Dataset excerpts
++++++++++++++++++++

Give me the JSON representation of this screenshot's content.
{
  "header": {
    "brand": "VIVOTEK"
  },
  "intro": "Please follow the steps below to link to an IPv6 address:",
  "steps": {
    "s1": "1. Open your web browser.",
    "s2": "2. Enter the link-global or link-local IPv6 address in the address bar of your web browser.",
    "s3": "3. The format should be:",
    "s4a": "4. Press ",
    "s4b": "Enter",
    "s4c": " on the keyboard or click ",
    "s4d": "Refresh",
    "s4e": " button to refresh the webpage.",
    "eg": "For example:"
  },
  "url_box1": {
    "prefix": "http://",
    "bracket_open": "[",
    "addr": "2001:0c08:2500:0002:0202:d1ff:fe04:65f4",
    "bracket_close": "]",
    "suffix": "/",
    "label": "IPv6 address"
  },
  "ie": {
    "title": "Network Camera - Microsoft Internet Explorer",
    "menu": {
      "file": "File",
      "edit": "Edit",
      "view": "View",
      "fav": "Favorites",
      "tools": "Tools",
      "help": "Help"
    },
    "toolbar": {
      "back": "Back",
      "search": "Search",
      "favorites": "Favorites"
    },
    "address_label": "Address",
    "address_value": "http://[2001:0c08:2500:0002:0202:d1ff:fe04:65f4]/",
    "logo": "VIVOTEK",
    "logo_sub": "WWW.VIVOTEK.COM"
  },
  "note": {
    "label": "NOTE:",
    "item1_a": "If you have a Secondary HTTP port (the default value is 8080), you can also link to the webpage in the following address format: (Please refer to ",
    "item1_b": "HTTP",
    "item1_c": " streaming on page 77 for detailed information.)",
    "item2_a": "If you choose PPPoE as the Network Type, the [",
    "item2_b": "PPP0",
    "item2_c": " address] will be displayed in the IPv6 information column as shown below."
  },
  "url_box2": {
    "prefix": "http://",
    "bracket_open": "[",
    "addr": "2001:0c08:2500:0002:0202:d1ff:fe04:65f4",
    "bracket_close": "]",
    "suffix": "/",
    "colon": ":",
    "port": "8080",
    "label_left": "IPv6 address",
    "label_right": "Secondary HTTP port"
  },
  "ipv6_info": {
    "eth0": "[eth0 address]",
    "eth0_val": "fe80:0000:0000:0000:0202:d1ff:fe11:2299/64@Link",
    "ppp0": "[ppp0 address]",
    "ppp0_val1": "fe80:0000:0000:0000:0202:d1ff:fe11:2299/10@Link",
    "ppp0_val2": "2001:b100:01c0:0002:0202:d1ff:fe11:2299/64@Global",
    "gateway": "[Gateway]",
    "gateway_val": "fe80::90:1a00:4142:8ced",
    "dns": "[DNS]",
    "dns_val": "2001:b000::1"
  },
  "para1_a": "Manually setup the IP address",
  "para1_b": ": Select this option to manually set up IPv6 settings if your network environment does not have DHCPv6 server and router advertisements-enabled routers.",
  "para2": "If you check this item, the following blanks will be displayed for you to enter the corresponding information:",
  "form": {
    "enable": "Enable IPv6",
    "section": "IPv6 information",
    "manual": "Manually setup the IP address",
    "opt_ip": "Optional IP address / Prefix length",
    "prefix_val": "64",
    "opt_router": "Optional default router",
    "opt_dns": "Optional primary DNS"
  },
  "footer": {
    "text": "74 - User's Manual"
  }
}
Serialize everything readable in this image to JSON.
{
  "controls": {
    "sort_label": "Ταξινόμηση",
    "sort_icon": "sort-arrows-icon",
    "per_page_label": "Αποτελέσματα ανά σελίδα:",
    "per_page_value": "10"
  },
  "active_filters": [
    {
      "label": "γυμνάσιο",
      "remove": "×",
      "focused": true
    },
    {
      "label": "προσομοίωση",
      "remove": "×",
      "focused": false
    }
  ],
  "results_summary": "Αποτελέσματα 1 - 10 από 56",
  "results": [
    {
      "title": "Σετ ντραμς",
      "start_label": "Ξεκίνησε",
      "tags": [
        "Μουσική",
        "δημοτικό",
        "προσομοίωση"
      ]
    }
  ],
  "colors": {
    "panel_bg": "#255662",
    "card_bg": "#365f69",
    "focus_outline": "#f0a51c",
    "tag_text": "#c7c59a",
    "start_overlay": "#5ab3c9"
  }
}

++++++++++++++++++++

• **Request**: Exact repetition is required for the lines from the one that contains "Serialize everything readable" through the final line; leave out everything else.

• **Complete response**:
Serialize everything readable in this image to JSON.
{
  "controls": {
    "sort_label": "Ταξινόμηση",
    "sort_icon": "sort-arrows-icon",
    "per_page_label": "Αποτελέσματα ανά σελίδα:",
    "per_page_value": "10"
  },
  "active_filters": [
    {
      "label": "γυμνάσιο",
      "remove": "×",
      "focused": true
    },
    {
      "label": "προσομοίωση",
      "remove": "×",
      "focused": false
    }
  ],
  "results_summary": "Αποτελέσματα 1 - 10 από 56",
  "results": [
    {
      "title": "Σετ ντραμς",
      "start_label": "Ξεκίνησε",
      "tags": [
        "Μουσική",
        "δημοτικό",
        "προσομοίωση"
      ]
    }
  ],
  "colors": {
    "panel_bg": "#255662",
    "card_bg": "#365f69",
    "focus_outline": "#f0a51c",
    "tag_text": "#c7c59a",
    "start_overlay": "#5ab3c9"
  }
}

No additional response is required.